──────── DATA LINES ────────

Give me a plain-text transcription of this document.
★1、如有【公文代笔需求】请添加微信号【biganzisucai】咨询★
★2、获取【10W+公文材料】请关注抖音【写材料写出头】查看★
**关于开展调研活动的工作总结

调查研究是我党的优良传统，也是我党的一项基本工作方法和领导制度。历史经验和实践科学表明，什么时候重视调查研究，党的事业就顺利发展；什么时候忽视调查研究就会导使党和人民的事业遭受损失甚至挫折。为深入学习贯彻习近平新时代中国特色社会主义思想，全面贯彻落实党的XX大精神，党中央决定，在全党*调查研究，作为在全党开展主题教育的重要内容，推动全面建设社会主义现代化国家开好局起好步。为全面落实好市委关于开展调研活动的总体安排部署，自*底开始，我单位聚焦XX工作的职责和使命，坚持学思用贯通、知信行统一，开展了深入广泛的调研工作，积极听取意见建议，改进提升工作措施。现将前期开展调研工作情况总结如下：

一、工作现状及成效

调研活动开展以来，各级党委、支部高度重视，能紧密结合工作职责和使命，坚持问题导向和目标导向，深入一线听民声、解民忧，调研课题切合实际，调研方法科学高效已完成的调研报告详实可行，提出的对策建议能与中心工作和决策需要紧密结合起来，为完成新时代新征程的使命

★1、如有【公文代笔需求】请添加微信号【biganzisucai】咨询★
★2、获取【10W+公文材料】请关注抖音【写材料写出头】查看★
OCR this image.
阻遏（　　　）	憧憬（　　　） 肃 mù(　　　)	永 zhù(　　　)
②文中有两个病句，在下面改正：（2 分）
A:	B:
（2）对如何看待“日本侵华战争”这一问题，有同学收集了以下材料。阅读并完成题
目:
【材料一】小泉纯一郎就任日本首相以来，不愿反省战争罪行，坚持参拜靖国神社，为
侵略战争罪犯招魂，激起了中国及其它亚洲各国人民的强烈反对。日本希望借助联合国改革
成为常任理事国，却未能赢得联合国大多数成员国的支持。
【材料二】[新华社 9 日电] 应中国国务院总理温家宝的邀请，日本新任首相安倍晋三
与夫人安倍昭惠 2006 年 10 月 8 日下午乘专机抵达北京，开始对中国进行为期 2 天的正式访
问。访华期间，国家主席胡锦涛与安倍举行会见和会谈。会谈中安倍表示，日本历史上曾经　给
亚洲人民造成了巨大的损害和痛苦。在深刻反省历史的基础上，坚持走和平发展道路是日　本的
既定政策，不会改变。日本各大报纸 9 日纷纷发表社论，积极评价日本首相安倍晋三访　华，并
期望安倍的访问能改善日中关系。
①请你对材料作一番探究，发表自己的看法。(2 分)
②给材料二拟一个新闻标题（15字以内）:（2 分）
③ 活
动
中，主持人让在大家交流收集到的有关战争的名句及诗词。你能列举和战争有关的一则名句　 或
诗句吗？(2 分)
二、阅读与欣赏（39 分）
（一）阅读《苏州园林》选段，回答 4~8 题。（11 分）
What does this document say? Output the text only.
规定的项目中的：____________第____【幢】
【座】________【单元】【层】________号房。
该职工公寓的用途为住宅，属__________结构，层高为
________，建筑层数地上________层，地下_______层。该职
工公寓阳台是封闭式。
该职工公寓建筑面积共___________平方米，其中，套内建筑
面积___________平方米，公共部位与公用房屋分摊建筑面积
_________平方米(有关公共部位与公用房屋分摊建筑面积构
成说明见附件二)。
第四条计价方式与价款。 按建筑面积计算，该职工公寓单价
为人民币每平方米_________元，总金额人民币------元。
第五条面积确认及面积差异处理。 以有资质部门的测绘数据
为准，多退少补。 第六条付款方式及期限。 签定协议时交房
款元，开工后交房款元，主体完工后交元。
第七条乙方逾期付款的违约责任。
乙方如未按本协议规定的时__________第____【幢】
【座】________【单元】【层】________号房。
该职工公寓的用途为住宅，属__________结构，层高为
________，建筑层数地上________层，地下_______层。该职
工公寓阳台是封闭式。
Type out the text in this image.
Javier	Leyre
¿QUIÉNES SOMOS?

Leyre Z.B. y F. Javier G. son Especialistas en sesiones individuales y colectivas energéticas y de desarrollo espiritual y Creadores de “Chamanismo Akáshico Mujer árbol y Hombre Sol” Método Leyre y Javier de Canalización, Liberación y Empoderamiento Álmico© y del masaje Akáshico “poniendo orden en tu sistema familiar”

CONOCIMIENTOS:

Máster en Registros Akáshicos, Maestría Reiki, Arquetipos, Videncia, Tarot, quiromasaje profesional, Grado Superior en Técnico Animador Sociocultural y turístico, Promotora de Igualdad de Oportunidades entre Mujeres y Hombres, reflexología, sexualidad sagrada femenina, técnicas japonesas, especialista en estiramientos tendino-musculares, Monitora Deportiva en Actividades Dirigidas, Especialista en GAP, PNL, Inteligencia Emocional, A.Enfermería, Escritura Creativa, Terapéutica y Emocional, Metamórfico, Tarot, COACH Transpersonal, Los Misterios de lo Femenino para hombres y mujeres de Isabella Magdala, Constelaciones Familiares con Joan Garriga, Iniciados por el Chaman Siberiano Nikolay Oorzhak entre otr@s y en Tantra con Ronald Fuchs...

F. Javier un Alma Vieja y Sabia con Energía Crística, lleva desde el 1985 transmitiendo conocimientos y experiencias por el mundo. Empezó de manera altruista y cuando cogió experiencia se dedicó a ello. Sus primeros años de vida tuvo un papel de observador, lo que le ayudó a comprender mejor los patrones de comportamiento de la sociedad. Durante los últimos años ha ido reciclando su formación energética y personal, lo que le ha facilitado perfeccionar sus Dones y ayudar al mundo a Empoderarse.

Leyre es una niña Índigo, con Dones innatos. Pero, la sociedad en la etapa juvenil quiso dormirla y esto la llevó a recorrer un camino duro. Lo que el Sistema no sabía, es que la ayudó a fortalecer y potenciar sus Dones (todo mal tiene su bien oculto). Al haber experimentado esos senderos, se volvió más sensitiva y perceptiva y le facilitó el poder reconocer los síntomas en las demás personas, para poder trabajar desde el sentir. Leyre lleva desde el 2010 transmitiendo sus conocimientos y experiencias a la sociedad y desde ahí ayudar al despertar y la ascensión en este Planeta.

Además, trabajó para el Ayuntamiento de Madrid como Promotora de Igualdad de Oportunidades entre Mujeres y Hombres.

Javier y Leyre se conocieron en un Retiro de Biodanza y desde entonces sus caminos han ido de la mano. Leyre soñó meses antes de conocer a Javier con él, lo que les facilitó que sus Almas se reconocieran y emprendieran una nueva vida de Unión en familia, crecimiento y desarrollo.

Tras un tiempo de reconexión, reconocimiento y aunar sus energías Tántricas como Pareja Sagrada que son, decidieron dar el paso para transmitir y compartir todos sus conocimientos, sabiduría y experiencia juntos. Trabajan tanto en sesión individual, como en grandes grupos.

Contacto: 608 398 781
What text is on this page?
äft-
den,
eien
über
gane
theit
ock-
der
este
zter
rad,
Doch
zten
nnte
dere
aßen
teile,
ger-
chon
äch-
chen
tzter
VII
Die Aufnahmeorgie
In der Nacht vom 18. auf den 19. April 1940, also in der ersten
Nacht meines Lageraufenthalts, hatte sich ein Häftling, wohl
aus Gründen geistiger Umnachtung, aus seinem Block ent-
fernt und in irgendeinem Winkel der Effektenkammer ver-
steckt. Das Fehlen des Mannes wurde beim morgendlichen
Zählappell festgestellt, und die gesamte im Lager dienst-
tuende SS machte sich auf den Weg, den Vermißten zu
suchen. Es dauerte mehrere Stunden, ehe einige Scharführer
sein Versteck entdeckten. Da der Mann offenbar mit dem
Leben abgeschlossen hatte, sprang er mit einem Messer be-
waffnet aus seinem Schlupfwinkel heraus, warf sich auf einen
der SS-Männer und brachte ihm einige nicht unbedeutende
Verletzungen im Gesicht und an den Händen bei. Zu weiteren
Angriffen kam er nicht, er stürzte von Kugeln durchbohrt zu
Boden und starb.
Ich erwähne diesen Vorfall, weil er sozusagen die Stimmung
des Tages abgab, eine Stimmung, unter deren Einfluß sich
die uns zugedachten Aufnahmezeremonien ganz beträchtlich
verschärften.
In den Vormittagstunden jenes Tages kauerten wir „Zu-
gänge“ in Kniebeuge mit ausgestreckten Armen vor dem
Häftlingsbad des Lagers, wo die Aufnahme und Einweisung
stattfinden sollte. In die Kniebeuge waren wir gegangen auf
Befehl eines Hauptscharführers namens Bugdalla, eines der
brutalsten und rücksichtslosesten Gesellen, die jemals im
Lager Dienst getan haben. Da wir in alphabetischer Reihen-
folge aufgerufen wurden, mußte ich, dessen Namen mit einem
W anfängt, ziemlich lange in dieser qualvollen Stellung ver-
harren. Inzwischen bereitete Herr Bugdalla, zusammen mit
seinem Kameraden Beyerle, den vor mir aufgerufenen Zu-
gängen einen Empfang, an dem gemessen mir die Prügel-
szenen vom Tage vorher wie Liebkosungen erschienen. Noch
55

────────

TASK GOAL. Look through the material above. Copy each line where the word "Oportunidades" appears.

EXERCISE ANSWER.
Máster en Registros Akáshicos, Maestría Reiki, Arquetipos, Videncia, Tarot, quiromasaje profesional, Grado Superior en Técnico Animador Sociocultural y turístico, Promotora de Igualdad de Oportunidades entre Mujeres y Hombres, reflexología, sexualidad sagrada femenina, técnicas japonesas, especialista en estiramientos tendino-musculares, Monitora Deportiva en Actividades Dirigidas, Especialista en GAP, PNL, Inteligencia Emocional, A.Enfermería, Escritura Creativa, Terapéutica y Emocional, Metamórfico, Tarot, COACH Transpersonal, Los Misterios de lo Femenino para hombres y mujeres de Isabella Magdala, Constelaciones Familiares con Joan Garriga, Iniciados por el Chaman Siberiano Nikolay Oorzhak entre otr@s y en Tantra con Ronald Fuchs...
Además, trabajó para el Ayuntamiento de Madrid como Promotora de Igualdad de Oportunidades entre Mujeres y Hombres.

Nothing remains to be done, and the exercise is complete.